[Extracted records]
·····

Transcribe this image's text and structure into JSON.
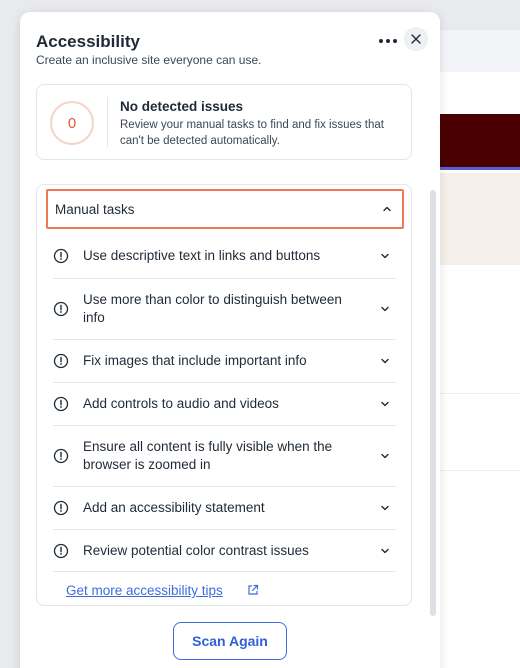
{
  "panel": {
    "title": "Accessibility",
    "subtitle": "Create an inclusive site everyone can use."
  },
  "summary": {
    "issue_count": "0",
    "title": "No detected issues",
    "description": "Review your manual tasks to find and fix issues that can't be detected automatically."
  },
  "manual_tasks": {
    "header": "Manual tasks",
    "items": [
      {
        "label": "Use descriptive text in links and buttons"
      },
      {
        "label": "Use more than color to distinguish between info"
      },
      {
        "label": "Fix images that include important info"
      },
      {
        "label": "Add controls to audio and videos"
      },
      {
        "label": "Ensure all content is fully visible when the browser is zoomed in"
      },
      {
        "label": "Add an accessibility statement"
      },
      {
        "label": "Review potential color contrast issues"
      }
    ],
    "tips_link": "Get more accessibility tips"
  },
  "actions": {
    "scan_again": "Scan Again"
  },
  "colors": {
    "accent": "#3d6ce0",
    "issue": "#e4533b",
    "highlight": "#f07855"
  },
  "icons": [
    "more-icon",
    "close-icon",
    "chevron-up-icon",
    "chevron-down-icon",
    "warning-icon",
    "external-link-icon"
  ]
}
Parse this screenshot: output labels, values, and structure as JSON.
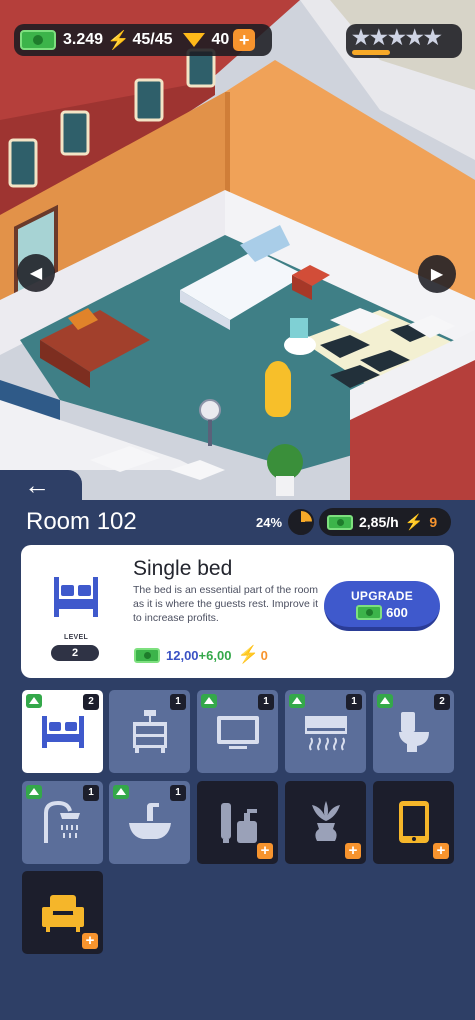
{
  "hud": {
    "cash": "3.249",
    "energy": "45/45",
    "gems": "40",
    "plus_symbol": "+",
    "rating_stars": "★★★★★",
    "rating_progress": 0.45
  },
  "nav": {
    "left_arrow": "◀",
    "right_arrow": "▶",
    "back_arrow": "←"
  },
  "room": {
    "title": "Room 102",
    "completion": "24%",
    "completion_fraction": 0.24,
    "income_rate": "2,85/h",
    "energy_cost": "9"
  },
  "item_detail": {
    "title": "Single bed",
    "description": "The bed is an essential part of the room as it is where the guests rest. Improve it to increase profits.",
    "level_label": "LEVEL",
    "level": "2",
    "income_value": "12,00",
    "income_bonus": "+6,00",
    "energy_value": "0",
    "upgrade_label": "UPGRADE",
    "upgrade_cost": "600"
  },
  "items": [
    {
      "name": "bed",
      "icon": "bed-icon",
      "count": "2",
      "state": "selected"
    },
    {
      "name": "nightstand",
      "icon": "nightstand-icon",
      "count": "1",
      "state": "owned"
    },
    {
      "name": "tv",
      "icon": "tv-icon",
      "count": "1",
      "state": "owned"
    },
    {
      "name": "air-conditioner",
      "icon": "air-conditioner-icon",
      "count": "1",
      "state": "owned"
    },
    {
      "name": "toilet",
      "icon": "toilet-icon",
      "count": "2",
      "state": "owned"
    },
    {
      "name": "shower",
      "icon": "shower-icon",
      "count": "1",
      "state": "owned"
    },
    {
      "name": "sink",
      "icon": "sink-icon",
      "count": "1",
      "state": "owned"
    },
    {
      "name": "toiletries",
      "icon": "toiletries-icon",
      "state": "locked"
    },
    {
      "name": "plant",
      "icon": "plant-vase-icon",
      "state": "locked"
    },
    {
      "name": "tablet",
      "icon": "tablet-icon",
      "state": "locked"
    },
    {
      "name": "armchair",
      "icon": "armchair-icon",
      "state": "locked"
    }
  ],
  "colors": {
    "panel_bg": "#2e3f66",
    "tile_owned": "#5b6e9a",
    "tile_locked": "#1c1e2c",
    "accent_orange": "#f7942e",
    "accent_blue": "#3f59cc",
    "accent_green": "#34a84a"
  }
}
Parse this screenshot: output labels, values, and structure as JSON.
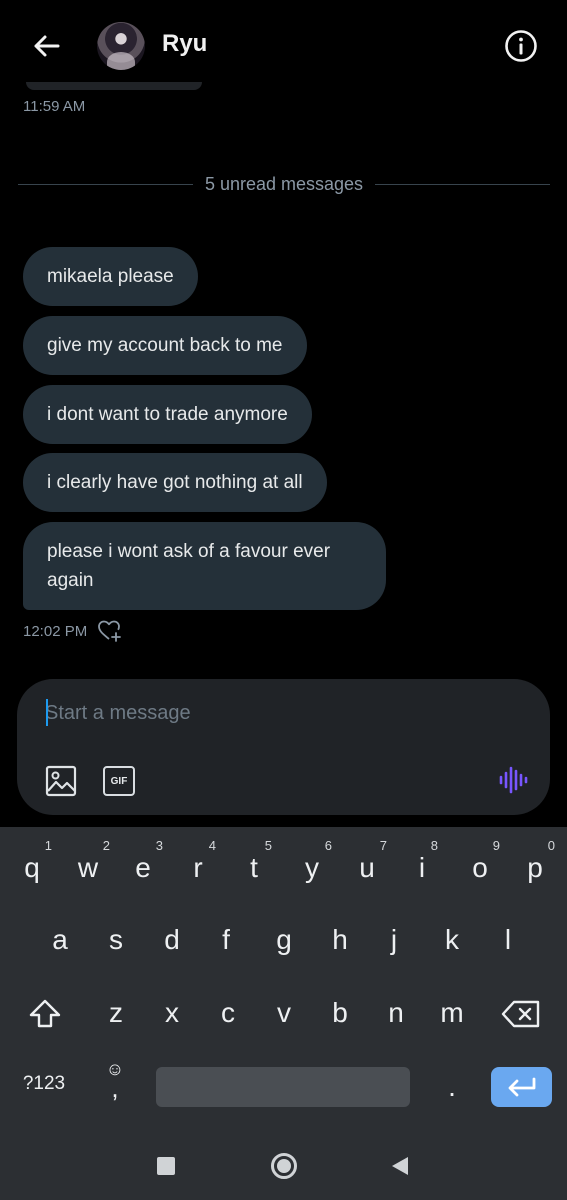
{
  "header": {
    "contact_name": "Ryu",
    "back_icon": "arrow-left-icon",
    "info_icon": "info-icon"
  },
  "conversation": {
    "previous_timestamp": "11:59 AM",
    "unread_divider": "5 unread messages",
    "messages": [
      "mikaela please",
      "give my account back to me",
      "i dont want to trade anymore",
      "i clearly have got nothing at all",
      "please i wont ask of a favour ever again"
    ],
    "last_timestamp": "12:02 PM"
  },
  "composer": {
    "placeholder": "Start a message",
    "gif_label": "GIF",
    "voice_color": "#7856ff"
  },
  "keyboard": {
    "row1": [
      {
        "key": "q",
        "hint": "1"
      },
      {
        "key": "w",
        "hint": "2"
      },
      {
        "key": "e",
        "hint": "3"
      },
      {
        "key": "r",
        "hint": "4"
      },
      {
        "key": "t",
        "hint": "5"
      },
      {
        "key": "y",
        "hint": "6"
      },
      {
        "key": "u",
        "hint": "7"
      },
      {
        "key": "i",
        "hint": "8"
      },
      {
        "key": "o",
        "hint": "9"
      },
      {
        "key": "p",
        "hint": "0"
      }
    ],
    "row2": [
      "a",
      "s",
      "d",
      "f",
      "g",
      "h",
      "j",
      "k",
      "l"
    ],
    "row3": [
      "z",
      "x",
      "c",
      "v",
      "b",
      "n",
      "m"
    ],
    "symbols_label": "?123",
    "emoji_key": "☺",
    "comma_key": ",",
    "period_key": ".",
    "enter_color": "#6aa8f0"
  },
  "colors": {
    "background": "#000000",
    "bubble": "#243039",
    "keyboard": "#2c2f33",
    "accent": "#1d9bf0"
  }
}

·····

Copy out every line with the word "hint".

FINISHED ANSWER:
        "hint": "1"
        "hint": "2"
        "hint": "3"
        "hint": "4"
        "hint": "5"
        "hint": "6"
        "hint": "7"
        "hint": "8"
        "hint": "9"
        "hint": "0"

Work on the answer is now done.